— Start GIVEN ENTRIES —
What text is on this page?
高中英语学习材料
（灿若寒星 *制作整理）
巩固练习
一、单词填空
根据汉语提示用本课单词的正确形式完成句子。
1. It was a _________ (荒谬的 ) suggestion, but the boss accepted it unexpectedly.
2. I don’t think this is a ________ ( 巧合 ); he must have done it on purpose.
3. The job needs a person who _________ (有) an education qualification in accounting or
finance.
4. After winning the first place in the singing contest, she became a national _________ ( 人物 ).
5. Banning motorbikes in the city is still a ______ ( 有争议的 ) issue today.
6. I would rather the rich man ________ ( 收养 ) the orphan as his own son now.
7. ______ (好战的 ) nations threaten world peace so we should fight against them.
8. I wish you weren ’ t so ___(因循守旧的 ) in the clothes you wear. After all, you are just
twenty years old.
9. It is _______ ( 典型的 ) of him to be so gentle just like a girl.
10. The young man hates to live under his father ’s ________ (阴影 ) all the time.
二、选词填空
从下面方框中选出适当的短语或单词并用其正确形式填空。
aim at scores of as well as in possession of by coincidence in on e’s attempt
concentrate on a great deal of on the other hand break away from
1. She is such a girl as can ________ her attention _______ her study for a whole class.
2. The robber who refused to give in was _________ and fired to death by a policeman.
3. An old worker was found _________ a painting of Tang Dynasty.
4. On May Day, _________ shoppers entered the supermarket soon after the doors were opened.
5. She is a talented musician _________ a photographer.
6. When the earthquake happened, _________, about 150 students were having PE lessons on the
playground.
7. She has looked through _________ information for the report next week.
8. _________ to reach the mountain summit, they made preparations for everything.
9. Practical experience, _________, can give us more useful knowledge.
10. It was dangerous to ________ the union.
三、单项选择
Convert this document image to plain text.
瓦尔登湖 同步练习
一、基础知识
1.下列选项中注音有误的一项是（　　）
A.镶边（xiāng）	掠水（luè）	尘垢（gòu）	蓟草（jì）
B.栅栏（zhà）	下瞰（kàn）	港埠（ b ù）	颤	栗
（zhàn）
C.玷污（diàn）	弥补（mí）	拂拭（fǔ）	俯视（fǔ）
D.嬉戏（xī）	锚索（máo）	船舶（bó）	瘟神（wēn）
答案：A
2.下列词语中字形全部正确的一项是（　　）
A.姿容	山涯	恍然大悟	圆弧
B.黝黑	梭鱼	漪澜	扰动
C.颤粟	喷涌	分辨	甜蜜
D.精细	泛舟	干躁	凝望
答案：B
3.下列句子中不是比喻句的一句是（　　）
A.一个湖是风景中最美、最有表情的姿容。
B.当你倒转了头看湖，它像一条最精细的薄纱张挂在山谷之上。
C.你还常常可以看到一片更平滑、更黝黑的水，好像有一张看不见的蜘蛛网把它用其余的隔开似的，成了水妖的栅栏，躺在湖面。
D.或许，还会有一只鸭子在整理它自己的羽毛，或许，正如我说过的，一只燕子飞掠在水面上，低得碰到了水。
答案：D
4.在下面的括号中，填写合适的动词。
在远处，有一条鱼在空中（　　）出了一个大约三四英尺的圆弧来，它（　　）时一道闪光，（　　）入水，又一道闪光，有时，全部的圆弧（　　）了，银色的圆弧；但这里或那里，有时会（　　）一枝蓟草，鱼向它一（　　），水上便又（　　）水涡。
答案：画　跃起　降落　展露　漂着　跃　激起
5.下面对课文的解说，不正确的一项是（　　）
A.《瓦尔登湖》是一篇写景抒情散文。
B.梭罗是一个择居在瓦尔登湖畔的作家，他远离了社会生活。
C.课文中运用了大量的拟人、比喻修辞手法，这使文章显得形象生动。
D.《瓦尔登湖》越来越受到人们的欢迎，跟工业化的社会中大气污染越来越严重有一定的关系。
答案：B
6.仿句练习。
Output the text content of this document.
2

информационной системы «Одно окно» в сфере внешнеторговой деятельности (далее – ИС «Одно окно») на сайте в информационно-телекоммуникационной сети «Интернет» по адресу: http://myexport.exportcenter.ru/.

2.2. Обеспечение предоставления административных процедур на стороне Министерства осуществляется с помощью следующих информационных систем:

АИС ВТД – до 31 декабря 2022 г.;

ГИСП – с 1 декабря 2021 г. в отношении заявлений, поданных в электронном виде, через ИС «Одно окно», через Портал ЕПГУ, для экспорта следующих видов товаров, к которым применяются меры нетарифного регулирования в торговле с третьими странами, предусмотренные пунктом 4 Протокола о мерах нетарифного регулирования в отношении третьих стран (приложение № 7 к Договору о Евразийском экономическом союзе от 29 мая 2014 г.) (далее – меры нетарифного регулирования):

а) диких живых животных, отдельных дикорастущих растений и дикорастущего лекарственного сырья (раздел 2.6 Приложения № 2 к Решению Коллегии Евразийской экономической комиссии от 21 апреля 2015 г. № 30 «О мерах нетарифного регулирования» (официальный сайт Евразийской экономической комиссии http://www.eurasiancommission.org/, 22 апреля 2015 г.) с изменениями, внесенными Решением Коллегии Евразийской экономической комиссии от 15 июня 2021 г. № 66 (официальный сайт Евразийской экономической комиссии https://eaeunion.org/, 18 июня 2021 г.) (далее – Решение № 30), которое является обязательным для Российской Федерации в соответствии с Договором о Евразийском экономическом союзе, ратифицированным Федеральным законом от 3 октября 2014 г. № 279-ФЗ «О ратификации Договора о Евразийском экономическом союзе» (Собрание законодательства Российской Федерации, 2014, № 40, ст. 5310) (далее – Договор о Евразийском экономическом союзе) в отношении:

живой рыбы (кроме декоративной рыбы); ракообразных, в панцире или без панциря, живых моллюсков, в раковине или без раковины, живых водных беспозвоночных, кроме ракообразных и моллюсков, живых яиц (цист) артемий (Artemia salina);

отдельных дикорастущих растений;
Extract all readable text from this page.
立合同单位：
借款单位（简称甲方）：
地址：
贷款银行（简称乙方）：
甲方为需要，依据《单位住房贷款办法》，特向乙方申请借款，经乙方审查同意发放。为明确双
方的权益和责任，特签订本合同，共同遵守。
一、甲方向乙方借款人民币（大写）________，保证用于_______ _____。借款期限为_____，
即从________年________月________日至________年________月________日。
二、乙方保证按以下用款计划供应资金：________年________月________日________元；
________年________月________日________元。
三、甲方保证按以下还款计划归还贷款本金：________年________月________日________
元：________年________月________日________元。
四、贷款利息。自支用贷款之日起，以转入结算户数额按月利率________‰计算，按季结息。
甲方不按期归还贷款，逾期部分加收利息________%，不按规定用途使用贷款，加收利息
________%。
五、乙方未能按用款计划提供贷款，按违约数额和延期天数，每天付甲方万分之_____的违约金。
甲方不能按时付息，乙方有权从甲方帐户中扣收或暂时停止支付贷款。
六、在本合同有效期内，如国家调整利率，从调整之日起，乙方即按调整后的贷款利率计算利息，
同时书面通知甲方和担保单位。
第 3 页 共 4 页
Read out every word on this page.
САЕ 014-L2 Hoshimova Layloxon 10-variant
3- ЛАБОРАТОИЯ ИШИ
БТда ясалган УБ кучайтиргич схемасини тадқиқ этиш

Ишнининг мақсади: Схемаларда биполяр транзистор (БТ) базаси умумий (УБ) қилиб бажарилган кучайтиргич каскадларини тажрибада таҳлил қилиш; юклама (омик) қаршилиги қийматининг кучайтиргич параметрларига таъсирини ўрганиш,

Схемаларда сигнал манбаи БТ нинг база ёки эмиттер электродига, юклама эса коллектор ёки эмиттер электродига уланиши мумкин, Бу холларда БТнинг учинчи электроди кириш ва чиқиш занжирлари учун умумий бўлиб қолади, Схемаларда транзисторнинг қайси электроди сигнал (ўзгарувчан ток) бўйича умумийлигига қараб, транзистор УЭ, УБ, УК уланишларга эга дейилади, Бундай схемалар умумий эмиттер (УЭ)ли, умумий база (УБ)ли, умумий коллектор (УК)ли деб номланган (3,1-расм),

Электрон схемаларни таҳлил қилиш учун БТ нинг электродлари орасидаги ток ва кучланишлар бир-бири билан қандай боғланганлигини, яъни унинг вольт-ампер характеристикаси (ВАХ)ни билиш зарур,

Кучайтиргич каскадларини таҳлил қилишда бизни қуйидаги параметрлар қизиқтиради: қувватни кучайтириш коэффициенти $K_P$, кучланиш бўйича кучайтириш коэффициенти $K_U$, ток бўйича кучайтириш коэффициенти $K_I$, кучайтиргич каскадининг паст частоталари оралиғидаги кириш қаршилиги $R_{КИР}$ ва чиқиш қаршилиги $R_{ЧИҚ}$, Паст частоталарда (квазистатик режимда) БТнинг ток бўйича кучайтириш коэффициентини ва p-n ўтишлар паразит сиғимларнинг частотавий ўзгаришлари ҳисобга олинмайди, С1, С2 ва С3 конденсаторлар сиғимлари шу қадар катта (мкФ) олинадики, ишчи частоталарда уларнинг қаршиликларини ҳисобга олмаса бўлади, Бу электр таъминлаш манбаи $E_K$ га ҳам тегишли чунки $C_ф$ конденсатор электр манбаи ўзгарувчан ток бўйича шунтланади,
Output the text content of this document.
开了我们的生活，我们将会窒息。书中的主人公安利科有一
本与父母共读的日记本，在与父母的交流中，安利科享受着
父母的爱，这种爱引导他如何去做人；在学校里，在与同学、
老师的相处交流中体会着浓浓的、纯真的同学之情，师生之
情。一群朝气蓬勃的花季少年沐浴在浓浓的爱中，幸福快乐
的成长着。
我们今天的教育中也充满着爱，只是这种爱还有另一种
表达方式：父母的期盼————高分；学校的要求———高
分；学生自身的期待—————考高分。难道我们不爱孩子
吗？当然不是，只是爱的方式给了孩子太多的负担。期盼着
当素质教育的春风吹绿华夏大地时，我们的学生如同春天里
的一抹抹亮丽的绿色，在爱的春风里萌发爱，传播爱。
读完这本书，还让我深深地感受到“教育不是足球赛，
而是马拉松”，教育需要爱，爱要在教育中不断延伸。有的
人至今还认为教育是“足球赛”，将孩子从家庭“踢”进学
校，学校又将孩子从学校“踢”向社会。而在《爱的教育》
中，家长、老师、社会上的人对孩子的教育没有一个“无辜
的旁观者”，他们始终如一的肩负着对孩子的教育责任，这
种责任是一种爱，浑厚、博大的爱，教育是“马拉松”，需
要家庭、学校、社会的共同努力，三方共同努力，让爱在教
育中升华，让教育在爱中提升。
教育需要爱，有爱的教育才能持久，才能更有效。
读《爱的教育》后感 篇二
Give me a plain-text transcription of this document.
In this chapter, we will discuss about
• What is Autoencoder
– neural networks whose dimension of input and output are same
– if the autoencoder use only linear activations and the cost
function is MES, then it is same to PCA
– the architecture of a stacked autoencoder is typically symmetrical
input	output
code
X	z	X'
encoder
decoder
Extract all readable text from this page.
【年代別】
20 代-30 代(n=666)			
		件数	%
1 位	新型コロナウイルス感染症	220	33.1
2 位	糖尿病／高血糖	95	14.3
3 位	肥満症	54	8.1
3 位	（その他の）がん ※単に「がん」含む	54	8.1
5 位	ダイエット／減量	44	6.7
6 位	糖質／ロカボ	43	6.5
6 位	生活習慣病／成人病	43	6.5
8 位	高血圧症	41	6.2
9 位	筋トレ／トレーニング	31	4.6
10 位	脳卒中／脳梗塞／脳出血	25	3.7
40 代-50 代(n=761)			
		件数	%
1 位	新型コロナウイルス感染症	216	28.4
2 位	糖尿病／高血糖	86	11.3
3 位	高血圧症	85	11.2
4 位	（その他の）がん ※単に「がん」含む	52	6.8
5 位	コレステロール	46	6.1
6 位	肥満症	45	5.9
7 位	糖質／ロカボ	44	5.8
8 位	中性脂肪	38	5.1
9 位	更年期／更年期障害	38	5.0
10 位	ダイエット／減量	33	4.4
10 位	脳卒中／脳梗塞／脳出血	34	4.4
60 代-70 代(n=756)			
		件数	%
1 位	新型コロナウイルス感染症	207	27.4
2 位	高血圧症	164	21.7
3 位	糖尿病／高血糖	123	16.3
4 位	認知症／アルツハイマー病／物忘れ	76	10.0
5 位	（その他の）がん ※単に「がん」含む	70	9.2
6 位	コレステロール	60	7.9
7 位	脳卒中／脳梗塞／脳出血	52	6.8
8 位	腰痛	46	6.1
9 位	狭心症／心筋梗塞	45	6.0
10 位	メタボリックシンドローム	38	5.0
— End GIVEN ENTRIES —
TASK DESCRIPTION -
Which lines contain the word "about"? Return each of them.

RESPONSE TO THIS EXERCISE -
6. When the earthquake happened, _________, about 150 students were having PE lessons on the
In this chapter, we will discuss about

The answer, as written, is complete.